To do:
All lines holding the string "ચરણમ" are to be shown.

Data shown:
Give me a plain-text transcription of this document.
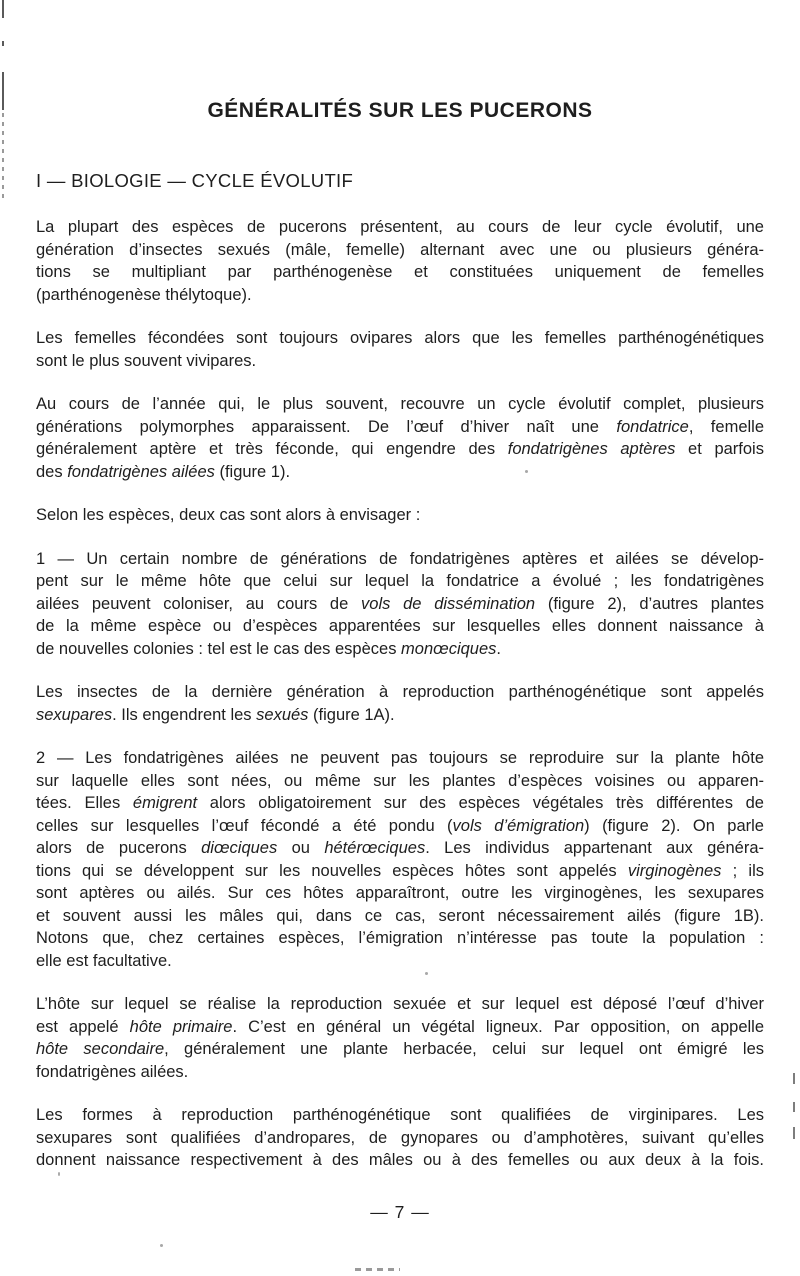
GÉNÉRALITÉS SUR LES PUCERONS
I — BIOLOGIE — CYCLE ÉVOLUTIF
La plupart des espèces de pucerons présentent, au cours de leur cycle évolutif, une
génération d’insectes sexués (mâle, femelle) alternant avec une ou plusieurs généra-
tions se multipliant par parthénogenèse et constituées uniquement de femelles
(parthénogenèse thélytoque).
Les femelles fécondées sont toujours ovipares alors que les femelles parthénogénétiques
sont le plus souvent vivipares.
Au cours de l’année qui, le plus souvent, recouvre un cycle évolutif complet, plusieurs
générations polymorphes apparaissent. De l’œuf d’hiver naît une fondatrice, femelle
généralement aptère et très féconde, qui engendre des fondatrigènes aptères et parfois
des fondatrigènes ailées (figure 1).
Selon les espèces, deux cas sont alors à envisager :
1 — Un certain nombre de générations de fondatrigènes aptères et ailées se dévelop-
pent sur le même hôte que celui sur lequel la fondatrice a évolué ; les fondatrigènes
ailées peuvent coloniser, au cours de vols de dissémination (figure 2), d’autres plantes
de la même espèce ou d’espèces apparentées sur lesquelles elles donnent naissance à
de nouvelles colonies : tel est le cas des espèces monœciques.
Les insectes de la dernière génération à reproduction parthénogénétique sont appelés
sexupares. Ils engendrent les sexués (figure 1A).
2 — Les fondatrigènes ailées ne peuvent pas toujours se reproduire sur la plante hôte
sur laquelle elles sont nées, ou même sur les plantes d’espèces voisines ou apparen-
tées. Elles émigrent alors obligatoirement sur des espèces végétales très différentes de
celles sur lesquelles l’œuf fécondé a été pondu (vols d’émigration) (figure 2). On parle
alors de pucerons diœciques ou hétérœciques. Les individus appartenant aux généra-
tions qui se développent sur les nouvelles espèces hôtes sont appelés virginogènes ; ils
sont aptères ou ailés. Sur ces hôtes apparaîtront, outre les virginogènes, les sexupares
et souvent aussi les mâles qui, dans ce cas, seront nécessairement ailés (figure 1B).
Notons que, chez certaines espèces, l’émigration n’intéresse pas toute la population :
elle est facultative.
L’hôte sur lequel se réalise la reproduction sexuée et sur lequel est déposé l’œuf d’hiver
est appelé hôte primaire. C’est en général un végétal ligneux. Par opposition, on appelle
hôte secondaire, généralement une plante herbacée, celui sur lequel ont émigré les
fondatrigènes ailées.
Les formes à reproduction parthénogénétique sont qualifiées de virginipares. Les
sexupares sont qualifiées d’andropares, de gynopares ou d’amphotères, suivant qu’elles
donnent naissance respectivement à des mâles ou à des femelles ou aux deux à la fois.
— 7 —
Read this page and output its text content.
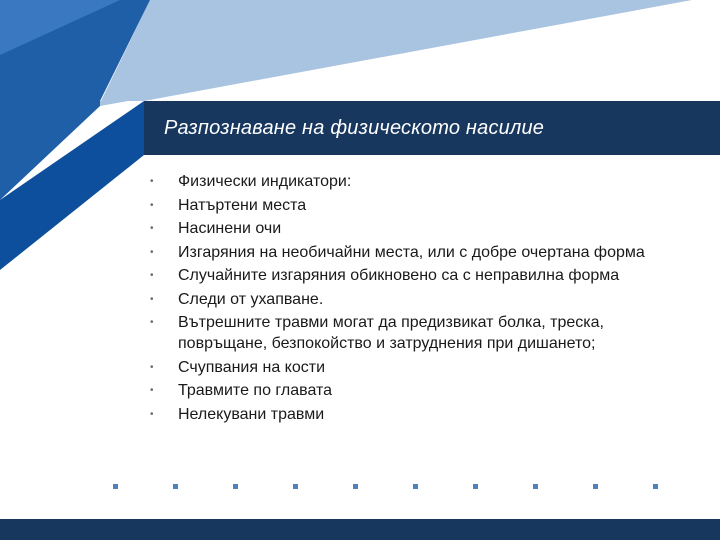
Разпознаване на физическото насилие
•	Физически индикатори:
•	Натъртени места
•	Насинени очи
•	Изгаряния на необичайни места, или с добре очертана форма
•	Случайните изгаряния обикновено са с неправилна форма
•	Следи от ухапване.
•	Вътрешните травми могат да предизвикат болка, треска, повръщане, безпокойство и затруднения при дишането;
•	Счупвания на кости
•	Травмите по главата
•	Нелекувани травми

==

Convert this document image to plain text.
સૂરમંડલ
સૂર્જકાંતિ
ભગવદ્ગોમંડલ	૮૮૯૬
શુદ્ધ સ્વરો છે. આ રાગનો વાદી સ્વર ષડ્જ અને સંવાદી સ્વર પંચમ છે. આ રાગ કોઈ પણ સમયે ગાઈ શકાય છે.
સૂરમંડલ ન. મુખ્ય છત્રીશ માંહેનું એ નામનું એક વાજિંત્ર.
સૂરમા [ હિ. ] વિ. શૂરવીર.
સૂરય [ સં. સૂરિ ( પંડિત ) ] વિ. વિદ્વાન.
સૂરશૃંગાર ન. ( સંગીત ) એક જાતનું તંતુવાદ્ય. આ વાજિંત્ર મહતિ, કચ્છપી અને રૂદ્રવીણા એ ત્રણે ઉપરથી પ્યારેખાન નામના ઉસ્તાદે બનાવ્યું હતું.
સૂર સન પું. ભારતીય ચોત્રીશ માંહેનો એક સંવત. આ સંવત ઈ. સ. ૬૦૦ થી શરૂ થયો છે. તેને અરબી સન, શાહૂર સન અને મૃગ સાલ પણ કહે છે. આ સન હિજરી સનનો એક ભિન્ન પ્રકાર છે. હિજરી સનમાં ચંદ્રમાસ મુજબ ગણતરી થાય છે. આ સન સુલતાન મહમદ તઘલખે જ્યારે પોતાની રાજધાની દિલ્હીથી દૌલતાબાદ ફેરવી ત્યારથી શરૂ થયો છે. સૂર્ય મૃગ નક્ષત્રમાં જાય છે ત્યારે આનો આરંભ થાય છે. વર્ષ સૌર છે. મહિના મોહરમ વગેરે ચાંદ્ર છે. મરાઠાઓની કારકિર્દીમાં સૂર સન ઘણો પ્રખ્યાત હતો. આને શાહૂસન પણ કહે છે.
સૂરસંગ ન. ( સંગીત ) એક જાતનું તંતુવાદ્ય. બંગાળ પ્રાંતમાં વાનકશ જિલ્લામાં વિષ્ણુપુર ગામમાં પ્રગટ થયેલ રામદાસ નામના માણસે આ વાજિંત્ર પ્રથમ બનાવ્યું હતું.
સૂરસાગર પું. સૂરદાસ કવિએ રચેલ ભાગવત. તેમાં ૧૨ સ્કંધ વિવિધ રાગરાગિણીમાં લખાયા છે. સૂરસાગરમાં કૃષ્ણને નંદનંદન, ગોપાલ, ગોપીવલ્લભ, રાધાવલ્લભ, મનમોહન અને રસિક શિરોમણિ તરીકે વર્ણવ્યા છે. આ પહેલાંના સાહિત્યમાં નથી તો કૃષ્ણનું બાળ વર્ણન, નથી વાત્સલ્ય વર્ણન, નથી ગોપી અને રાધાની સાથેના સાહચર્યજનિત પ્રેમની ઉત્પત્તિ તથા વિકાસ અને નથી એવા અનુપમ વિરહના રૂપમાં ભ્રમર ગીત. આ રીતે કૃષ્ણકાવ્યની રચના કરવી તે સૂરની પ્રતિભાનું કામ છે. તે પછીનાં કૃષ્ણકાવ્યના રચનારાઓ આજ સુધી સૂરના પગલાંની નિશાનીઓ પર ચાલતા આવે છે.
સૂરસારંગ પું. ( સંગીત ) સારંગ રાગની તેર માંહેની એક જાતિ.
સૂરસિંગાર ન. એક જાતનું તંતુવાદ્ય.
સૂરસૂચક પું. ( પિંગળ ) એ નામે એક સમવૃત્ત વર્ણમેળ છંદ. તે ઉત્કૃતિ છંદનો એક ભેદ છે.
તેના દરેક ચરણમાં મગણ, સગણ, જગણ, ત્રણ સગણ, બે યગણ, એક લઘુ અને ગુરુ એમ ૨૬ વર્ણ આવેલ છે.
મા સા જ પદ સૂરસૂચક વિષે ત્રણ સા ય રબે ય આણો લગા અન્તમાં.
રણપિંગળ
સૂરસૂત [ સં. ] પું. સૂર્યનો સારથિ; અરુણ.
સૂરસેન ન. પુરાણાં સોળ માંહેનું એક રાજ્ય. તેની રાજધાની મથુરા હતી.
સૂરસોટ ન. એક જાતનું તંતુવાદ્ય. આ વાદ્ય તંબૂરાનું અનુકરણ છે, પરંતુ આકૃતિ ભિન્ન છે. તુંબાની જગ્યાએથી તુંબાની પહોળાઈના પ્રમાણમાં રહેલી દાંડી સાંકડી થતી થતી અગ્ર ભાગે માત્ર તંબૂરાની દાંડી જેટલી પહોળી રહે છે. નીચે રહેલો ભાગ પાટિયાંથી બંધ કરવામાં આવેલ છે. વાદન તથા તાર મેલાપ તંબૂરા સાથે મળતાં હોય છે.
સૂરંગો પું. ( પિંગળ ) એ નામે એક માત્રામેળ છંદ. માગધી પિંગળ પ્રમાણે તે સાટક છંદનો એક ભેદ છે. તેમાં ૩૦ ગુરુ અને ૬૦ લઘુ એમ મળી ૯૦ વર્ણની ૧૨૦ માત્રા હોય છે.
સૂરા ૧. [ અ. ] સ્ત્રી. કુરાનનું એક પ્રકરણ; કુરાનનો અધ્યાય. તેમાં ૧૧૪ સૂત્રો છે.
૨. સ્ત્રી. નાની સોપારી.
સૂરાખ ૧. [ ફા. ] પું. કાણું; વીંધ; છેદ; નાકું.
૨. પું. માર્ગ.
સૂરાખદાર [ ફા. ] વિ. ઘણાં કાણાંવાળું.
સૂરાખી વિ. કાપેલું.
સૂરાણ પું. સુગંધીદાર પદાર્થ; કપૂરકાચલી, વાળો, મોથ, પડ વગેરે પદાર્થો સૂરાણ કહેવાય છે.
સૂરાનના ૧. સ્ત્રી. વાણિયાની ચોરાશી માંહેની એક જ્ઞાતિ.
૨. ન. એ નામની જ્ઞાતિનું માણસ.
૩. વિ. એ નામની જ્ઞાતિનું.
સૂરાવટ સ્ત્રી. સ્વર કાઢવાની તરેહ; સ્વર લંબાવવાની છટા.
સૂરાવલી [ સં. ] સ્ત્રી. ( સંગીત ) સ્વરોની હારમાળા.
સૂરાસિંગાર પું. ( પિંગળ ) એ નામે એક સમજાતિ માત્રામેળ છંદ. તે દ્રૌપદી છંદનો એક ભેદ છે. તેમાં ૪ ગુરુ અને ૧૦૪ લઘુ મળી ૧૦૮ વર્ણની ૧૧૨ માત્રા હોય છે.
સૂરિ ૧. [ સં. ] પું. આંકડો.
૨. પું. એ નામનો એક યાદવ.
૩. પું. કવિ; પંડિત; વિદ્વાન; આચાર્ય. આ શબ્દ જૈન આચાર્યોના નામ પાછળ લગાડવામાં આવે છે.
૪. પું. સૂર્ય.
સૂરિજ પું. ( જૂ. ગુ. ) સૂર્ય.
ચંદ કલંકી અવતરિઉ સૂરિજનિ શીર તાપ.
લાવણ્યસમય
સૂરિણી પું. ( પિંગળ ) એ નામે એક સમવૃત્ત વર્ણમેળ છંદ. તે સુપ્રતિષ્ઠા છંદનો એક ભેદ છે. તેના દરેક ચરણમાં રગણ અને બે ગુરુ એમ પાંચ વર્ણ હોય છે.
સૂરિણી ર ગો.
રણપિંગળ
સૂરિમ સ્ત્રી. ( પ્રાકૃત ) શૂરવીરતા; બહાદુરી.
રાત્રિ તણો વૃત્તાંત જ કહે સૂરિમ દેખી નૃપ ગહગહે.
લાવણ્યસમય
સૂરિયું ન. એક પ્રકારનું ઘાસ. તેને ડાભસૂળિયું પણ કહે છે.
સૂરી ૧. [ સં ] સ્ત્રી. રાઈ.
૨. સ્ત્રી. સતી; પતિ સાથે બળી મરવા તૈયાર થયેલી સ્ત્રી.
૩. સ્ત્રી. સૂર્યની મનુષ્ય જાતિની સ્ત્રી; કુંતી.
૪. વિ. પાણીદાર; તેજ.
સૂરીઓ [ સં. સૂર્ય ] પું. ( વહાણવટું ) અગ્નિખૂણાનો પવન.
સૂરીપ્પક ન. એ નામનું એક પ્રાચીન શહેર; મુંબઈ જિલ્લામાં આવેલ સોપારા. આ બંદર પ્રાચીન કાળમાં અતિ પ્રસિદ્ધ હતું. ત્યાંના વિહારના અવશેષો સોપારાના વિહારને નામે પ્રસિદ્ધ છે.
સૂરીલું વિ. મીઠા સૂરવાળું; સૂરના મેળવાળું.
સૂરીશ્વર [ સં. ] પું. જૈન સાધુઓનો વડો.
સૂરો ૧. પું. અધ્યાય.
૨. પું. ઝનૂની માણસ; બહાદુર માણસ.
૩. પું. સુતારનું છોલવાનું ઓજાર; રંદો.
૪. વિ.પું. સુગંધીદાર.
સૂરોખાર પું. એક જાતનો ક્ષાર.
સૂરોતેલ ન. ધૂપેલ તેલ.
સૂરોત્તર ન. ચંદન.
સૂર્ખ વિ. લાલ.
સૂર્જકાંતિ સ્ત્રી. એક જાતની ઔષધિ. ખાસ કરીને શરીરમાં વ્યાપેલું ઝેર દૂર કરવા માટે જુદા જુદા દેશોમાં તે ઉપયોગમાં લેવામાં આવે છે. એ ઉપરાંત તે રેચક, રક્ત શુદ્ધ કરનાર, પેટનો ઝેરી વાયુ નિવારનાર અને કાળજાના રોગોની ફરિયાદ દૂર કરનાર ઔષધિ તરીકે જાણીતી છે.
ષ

Worked answer:
તેના દરેક ચરણમાં મગણ, સગણ, જગણ, ત્રણ સગણ, બે યગણ, એક લઘુ અને ગુરુ એમ ૨૬ વર્ણ આવેલ છે.
સૂરિણી પું. ( પિંગળ ) એ નામે એક સમવૃત્ત વર્ણમેળ છંદ. તે સુપ્રતિષ્ઠા છંદનો એક ભેદ છે. તેના દરેક ચરણમાં રગણ અને બે ગુરુ એમ પાંચ વર્ણ હોય છે.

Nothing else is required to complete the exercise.